Recorded data:
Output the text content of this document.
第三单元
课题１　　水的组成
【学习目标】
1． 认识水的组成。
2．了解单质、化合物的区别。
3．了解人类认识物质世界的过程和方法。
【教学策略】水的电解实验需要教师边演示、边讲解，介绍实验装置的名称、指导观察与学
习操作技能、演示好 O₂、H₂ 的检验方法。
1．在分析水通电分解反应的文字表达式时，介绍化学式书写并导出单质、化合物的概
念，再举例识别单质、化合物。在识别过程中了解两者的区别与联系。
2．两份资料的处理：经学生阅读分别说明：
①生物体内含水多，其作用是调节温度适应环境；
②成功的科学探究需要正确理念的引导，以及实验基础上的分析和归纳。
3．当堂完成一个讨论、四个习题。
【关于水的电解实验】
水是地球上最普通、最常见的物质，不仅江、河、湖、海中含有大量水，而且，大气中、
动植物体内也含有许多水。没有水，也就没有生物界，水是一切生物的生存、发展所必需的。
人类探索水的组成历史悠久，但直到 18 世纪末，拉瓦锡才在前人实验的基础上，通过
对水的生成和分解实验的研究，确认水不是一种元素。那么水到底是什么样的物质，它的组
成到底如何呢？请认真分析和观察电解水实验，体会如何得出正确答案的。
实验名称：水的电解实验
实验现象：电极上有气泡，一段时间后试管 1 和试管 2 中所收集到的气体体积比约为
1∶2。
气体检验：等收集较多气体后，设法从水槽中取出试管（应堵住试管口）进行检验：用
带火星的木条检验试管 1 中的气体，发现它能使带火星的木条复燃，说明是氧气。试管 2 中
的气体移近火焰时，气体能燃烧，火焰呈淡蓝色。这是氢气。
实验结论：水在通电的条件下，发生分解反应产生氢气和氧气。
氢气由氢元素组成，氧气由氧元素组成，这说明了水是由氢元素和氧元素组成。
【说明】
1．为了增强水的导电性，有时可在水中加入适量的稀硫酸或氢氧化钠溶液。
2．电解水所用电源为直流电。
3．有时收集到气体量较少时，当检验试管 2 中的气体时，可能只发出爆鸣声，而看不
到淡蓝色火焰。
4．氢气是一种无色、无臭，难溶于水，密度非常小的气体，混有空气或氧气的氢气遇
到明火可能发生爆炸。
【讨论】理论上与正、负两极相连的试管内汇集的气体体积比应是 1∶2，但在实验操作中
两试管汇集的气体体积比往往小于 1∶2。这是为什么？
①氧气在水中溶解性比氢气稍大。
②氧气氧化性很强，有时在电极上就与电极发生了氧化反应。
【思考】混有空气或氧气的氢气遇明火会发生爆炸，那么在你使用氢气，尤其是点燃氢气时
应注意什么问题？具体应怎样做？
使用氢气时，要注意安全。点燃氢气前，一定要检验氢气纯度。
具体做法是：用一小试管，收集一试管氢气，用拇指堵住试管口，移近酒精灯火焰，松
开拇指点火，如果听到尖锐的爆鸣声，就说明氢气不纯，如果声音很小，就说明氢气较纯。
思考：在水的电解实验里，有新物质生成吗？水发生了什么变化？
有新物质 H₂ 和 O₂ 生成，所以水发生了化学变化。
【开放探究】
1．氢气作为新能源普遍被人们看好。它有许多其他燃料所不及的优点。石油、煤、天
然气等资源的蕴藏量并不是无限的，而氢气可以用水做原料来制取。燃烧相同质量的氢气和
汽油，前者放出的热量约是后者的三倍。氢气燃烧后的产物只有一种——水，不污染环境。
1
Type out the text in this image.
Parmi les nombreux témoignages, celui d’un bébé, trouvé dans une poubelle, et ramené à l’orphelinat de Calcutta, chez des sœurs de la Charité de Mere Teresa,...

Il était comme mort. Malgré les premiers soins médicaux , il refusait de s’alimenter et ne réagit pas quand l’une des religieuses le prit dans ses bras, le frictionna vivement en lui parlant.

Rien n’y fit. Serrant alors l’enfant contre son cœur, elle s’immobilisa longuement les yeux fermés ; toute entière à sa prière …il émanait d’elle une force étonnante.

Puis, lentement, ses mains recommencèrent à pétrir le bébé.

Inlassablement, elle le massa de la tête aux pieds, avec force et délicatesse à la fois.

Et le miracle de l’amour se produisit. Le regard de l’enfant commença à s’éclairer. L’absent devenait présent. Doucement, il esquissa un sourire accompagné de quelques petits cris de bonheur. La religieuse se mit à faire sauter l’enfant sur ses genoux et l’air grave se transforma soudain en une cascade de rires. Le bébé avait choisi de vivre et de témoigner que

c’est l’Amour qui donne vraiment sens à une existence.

- _What is required_
Copy every line verbatim.

- _Exercise solution_
Output the text content of this document.
第三单元
课题１　　水的组成
【学习目标】
1． 认识水的组成。
2．了解单质、化合物的区别。
3．了解人类认识物质世界的过程和方法。
【教学策略】水的电解实验需要教师边演示、边讲解，介绍实验装置的名称、指导观察与学
习操作技能、演示好 O₂、H₂ 的检验方法。
1．在分析水通电分解反应的文字表达式时，介绍化学式书写并导出单质、化合物的概
念，再举例识别单质、化合物。在识别过程中了解两者的区别与联系。
2．两份资料的处理：经学生阅读分别说明：
①生物体内含水多，其作用是调节温度适应环境；
②成功的科学探究需要正确理念的引导，以及实验基础上的分析和归纳。
3．当堂完成一个讨论、四个习题。
【关于水的电解实验】
水是地球上最普通、最常见的物质，不仅江、河、湖、海中含有大量水，而且，大气中、
动植物体内也含有许多水。没有水，也就没有生物界，水是一切生物的生存、发展所必需的。
人类探索水的组成历史悠久，但直到 18 世纪末，拉瓦锡才在前人实验的基础上，通过
对水的生成和分解实验的研究，确认水不是一种元素。那么水到底是什么样的物质，它的组
成到底如何呢？请认真分析和观察电解水实验，体会如何得出正确答案的。
实验名称：水的电解实验
实验现象：电极上有气泡，一段时间后试管 1 和试管 2 中所收集到的气体体积比约为
1∶2。
气体检验：等收集较多气体后，设法从水槽中取出试管（应堵住试管口）进行检验：用
带火星的木条检验试管 1 中的气体，发现它能使带火星的木条复燃，说明是氧气。试管 2 中
的气体移近火焰时，气体能燃烧，火焰呈淡蓝色。这是氢气。
实验结论：水在通电的条件下，发生分解反应产生氢气和氧气。
氢气由氢元素组成，氧气由氧元素组成，这说明了水是由氢元素和氧元素组成。
【说明】
1．为了增强水的导电性，有时可在水中加入适量的稀硫酸或氢氧化钠溶液。
2．电解水所用电源为直流电。
3．有时收集到气体量较少时，当检验试管 2 中的气体时，可能只发出爆鸣声，而看不
到淡蓝色火焰。
4．氢气是一种无色、无臭，难溶于水，密度非常小的气体，混有空气或氧气的氢气遇
到明火可能发生爆炸。
【讨论】理论上与正、负两极相连的试管内汇集的气体体积比应是 1∶2，但在实验操作中
两试管汇集的气体体积比往往小于 1∶2。这是为什么？
①氧气在水中溶解性比氢气稍大。
②氧气氧化性很强，有时在电极上就与电极发生了氧化反应。
【思考】混有空气或氧气的氢气遇明火会发生爆炸，那么在你使用氢气，尤其是点燃氢气时
应注意什么问题？具体应怎样做？
使用氢气时，要注意安全。点燃氢气前，一定要检验氢气纯度。
具体做法是：用一小试管，收集一试管氢气，用拇指堵住试管口，移近酒精灯火焰，松
开拇指点火，如果听到尖锐的爆鸣声，就说明氢气不纯，如果声音很小，就说明氢气较纯。
思考：在水的电解实验里，有新物质生成吗？水发生了什么变化？
有新物质 H₂ 和 O₂ 生成，所以水发生了化学变化。
【开放探究】
1．氢气作为新能源普遍被人们看好。它有许多其他燃料所不及的优点。石油、煤、天
然气等资源的蕴藏量并不是无限的，而氢气可以用水做原料来制取。燃烧相同质量的氢气和
汽油，前者放出的热量约是后者的三倍。氢气燃烧后的产物只有一种——水，不污染环境。
1
Type out the text in this image.
Parmi les nombreux témoignages, celui d’un bébé, trouvé dans une poubelle, et ramené à l’orphelinat de Calcutta, chez des sœurs de la Charité de Mere Teresa,...

Il était comme mort. Malgré les premiers soins médicaux , il refusait de s’alimenter et ne réagit pas quand l’une des religieuses le prit dans ses bras, le frictionna vivement en lui parlant.

Rien n’y fit. Serrant alors l’enfant contre son cœur, elle s’immobilisa longuement les yeux fermés ; toute entière à sa prière …il émanait d’elle une force étonnante.

Puis, lentement, ses mains recommencèrent à pétrir le bébé.

Inlassablement, elle le massa de la tête aux pieds, avec force et délicatesse à la fois.

Et le miracle de l’amour se produisit. Le regard de l’enfant commença à s’éclairer. L’absent devenait présent. Doucement, il esquissa un sourire accompagné de quelques petits cris de bonheur. La religieuse se mit à faire sauter l’enfant sur ses genoux et l’air grave se transforma soudain en une cascade de rires. Le bébé avait choisi de vivre et de témoigner que

c’est l’Amour qui donne vraiment sens à une existence.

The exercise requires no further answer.